Please write out the complete listing that follows, exactly as it reads.

------------

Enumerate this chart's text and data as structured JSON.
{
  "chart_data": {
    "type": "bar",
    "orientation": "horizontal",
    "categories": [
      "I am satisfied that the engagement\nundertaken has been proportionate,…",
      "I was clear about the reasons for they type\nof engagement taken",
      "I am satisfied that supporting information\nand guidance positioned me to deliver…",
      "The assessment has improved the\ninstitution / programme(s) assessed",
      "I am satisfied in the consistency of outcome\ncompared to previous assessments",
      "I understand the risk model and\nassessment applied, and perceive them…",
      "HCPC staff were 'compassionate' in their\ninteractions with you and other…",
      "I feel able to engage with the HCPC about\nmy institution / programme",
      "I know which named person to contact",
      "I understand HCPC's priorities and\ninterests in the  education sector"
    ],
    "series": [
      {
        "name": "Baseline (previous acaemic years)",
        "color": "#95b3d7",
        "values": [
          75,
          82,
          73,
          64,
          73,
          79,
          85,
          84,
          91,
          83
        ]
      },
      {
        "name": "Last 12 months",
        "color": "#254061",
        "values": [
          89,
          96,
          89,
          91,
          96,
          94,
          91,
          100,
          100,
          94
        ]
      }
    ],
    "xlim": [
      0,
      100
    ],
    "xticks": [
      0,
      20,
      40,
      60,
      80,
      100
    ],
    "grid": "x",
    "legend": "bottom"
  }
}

------------

§ **The answer**:
Enumerate this chart's text and data as structured JSON.
{
  "chart_data": {
    "type": "bar",
    "orientation": "horizontal",
    "categories": [
      "I am satisfied that the engagement\nundertaken has been proportionate,…",
      "I was clear about the reasons for they type\nof engagement taken",
      "I am satisfied that supporting information\nand guidance positioned me to deliver…",
      "The assessment has improved the\ninstitution / programme(s) assessed",
      "I am satisfied in the consistency of outcome\ncompared to previous assessments",
      "I understand the risk model and\nassessment applied, and perceive them…",
      "HCPC staff were 'compassionate' in their\ninteractions with you and other…",
      "I feel able to engage with the HCPC about\nmy institution / programme",
      "I know which named person to contact",
      "I understand HCPC's priorities and\ninterests in the  education sector"
    ],
    "series": [
      {
        "name": "Baseline (previous acaemic years)",
        "color": "#95b3d7",
        "values": [
          75,
          82,
          73,
          64,
          73,
          79,
          85,
          84,
          91,
          83
        ]
      },
      {
        "name": "Last 12 months",
        "color": "#254061",
        "values": [
          89,
          96,
          89,
          91,
          96,
          94,
          91,
          100,
          100,
          94
        ]
      }
    ],
    "xlim": [
      0,
      100
    ],
    "xticks": [
      0,
      20,
      40,
      60,
      80,
      100
    ],
    "grid": "x",
    "legend": "bottom"
  }
}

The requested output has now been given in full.